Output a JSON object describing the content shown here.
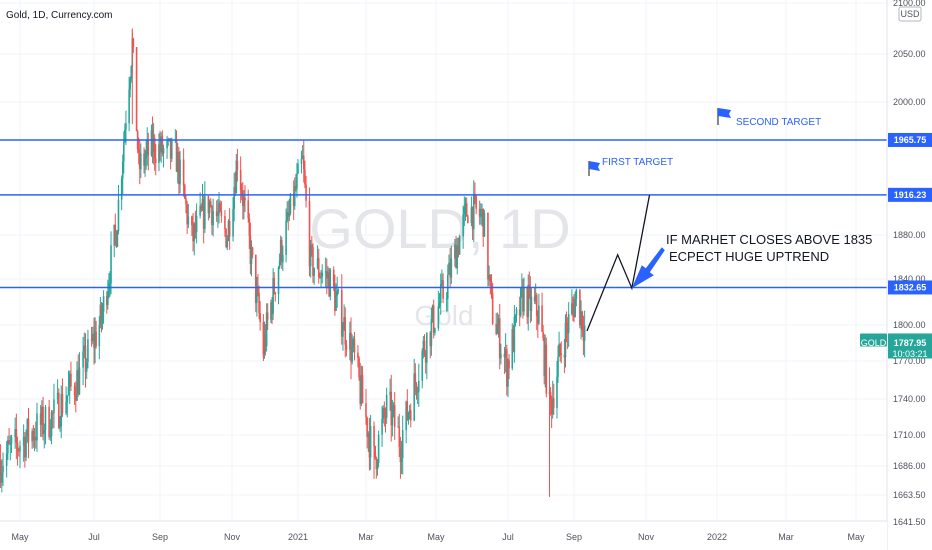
{
  "header": {
    "symbol_line": "Gold, 1D, Currency.com"
  },
  "currency_badge": "USD",
  "watermark": {
    "symbol": "GOLD, 1D",
    "name": "Gold"
  },
  "price_tag": {
    "label": "GOLD",
    "price": "1787.95",
    "countdown": "10:03:21",
    "color": "#26a69a"
  },
  "colors": {
    "up": "#26a69a",
    "down": "#ef5350",
    "levels": "#2962ff",
    "arrow": "#2962ff"
  },
  "annotations": {
    "note_line1": "IF MARHET CLOSES ABOVE 1835",
    "note_line2": "ECPECT HUGE UPTREND",
    "first_target": "FIRST TARGET",
    "second_target": "SECOND TARGET"
  },
  "chart_data": {
    "type": "candlestick",
    "title": "",
    "ylim": [
      1630,
      2110
    ],
    "y_ticks": [
      "2100.00",
      "2050.00",
      "2000.00",
      "1880.00",
      "1840.00",
      "1800.00",
      "1770.00",
      "1740.00",
      "1710.00",
      "1686.00",
      "1663.50",
      "1641.50"
    ],
    "y_tick_values": [
      2100,
      2050,
      2000,
      1880,
      1840,
      1800,
      1770,
      1740,
      1710,
      1686,
      1663.5,
      1641.5
    ],
    "x_labels": [
      "May",
      "Jul",
      "Sep",
      "Nov",
      "2021",
      "Mar",
      "May",
      "Jul",
      "Sep",
      "Nov",
      "2022",
      "Mar",
      "May"
    ],
    "x_label_dates": [
      "2020-05-01",
      "2020-07-01",
      "2020-09-01",
      "2020-11-01",
      "2021-01-01",
      "2021-03-01",
      "2021-05-01",
      "2021-07-01",
      "2021-09-01",
      "2021-11-01",
      "2022-01-01",
      "2022-03-01",
      "2022-05-01"
    ],
    "levels": [
      {
        "value": 1965.75,
        "label": "1965.75"
      },
      {
        "value": 1916.23,
        "label": "1916.23"
      },
      {
        "value": 1832.65,
        "label": "1832.65"
      }
    ],
    "projection_path": [
      {
        "date": "2021-09-12",
        "price": 1795
      },
      {
        "date": "2021-10-08",
        "price": 1862
      },
      {
        "date": "2021-10-20",
        "price": 1832
      },
      {
        "date": "2021-11-04",
        "price": 1916
      }
    ],
    "trend_points": [
      {
        "date": "2020-04-15",
        "price": 1690
      },
      {
        "date": "2020-05-10",
        "price": 1712
      },
      {
        "date": "2020-05-28",
        "price": 1725
      },
      {
        "date": "2020-06-20",
        "price": 1760
      },
      {
        "date": "2020-07-08",
        "price": 1805
      },
      {
        "date": "2020-07-22",
        "price": 1885
      },
      {
        "date": "2020-08-06",
        "price": 2060
      },
      {
        "date": "2020-08-12",
        "price": 1940
      },
      {
        "date": "2020-08-25",
        "price": 1960
      },
      {
        "date": "2020-09-15",
        "price": 1950
      },
      {
        "date": "2020-09-28",
        "price": 1875
      },
      {
        "date": "2020-10-12",
        "price": 1910
      },
      {
        "date": "2020-10-28",
        "price": 1880
      },
      {
        "date": "2020-11-06",
        "price": 1950
      },
      {
        "date": "2020-11-30",
        "price": 1780
      },
      {
        "date": "2020-12-15",
        "price": 1860
      },
      {
        "date": "2021-01-05",
        "price": 1945
      },
      {
        "date": "2021-01-12",
        "price": 1855
      },
      {
        "date": "2021-01-28",
        "price": 1840
      },
      {
        "date": "2021-02-18",
        "price": 1775
      },
      {
        "date": "2021-03-08",
        "price": 1690
      },
      {
        "date": "2021-03-20",
        "price": 1735
      },
      {
        "date": "2021-03-31",
        "price": 1705
      },
      {
        "date": "2021-04-20",
        "price": 1780
      },
      {
        "date": "2021-05-10",
        "price": 1835
      },
      {
        "date": "2021-05-28",
        "price": 1905
      },
      {
        "date": "2021-06-10",
        "price": 1895
      },
      {
        "date": "2021-06-17",
        "price": 1815
      },
      {
        "date": "2021-06-30",
        "price": 1765
      },
      {
        "date": "2021-07-15",
        "price": 1825
      },
      {
        "date": "2021-07-30",
        "price": 1810
      },
      {
        "date": "2021-08-06",
        "price": 1760
      },
      {
        "date": "2021-08-09",
        "price": 1730
      },
      {
        "date": "2021-08-20",
        "price": 1780
      },
      {
        "date": "2021-09-03",
        "price": 1825
      },
      {
        "date": "2021-09-12",
        "price": 1790
      }
    ]
  }
}
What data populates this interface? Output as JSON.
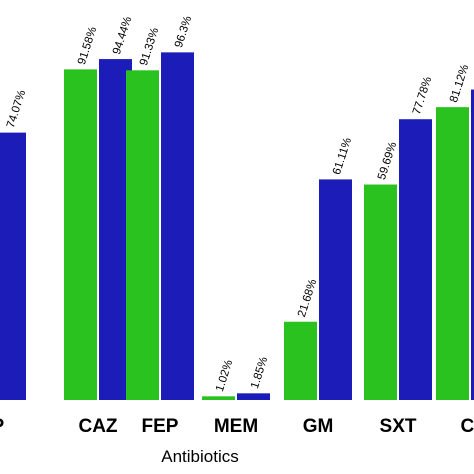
{
  "chart_data": {
    "type": "bar",
    "xlabel": "Antibiotics",
    "ylim": [
      0,
      100
    ],
    "categories": [
      "ZP",
      "CAZ",
      "FEP",
      "MEM",
      "GM",
      "SXT",
      "CI"
    ],
    "series": [
      {
        "color": "#29c21f",
        "values": [
          null,
          91.58,
          91.33,
          1.02,
          21.68,
          59.69,
          81.12
        ],
        "labels": [
          "",
          "91.58%",
          "91.33%",
          "1.02%",
          "21.68%",
          "59.69%",
          "81.12%"
        ]
      },
      {
        "color": "#1c1cb8",
        "values": [
          74.07,
          94.44,
          96.3,
          1.85,
          61.11,
          77.78,
          86.0
        ],
        "labels": [
          "74.07%",
          "94.44%",
          "96.3%",
          "1.85%",
          "61.11%",
          "77.78%",
          ""
        ]
      }
    ]
  }
}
:::::
Stated problem: Pass over all pictures while writing out the lines from the line with "What data populates" through the last line exactly.

Result for this task:
What data populates this interface? Output as JSON.
{
  "chart_data": {
    "type": "bar",
    "xlabel": "Antibiotics",
    "ylim": [
      0,
      100
    ],
    "categories": [
      "ZP",
      "CAZ",
      "FEP",
      "MEM",
      "GM",
      "SXT",
      "CI"
    ],
    "series": [
      {
        "color": "#29c21f",
        "values": [
          null,
          91.58,
          91.33,
          1.02,
          21.68,
          59.69,
          81.12
        ],
        "labels": [
          "",
          "91.58%",
          "91.33%",
          "1.02%",
          "21.68%",
          "59.69%",
          "81.12%"
        ]
      },
      {
        "color": "#1c1cb8",
        "values": [
          74.07,
          94.44,
          96.3,
          1.85,
          61.11,
          77.78,
          86.0
        ],
        "labels": [
          "74.07%",
          "94.44%",
          "96.3%",
          "1.85%",
          "61.11%",
          "77.78%",
          ""
        ]
      }
    ]
  }
}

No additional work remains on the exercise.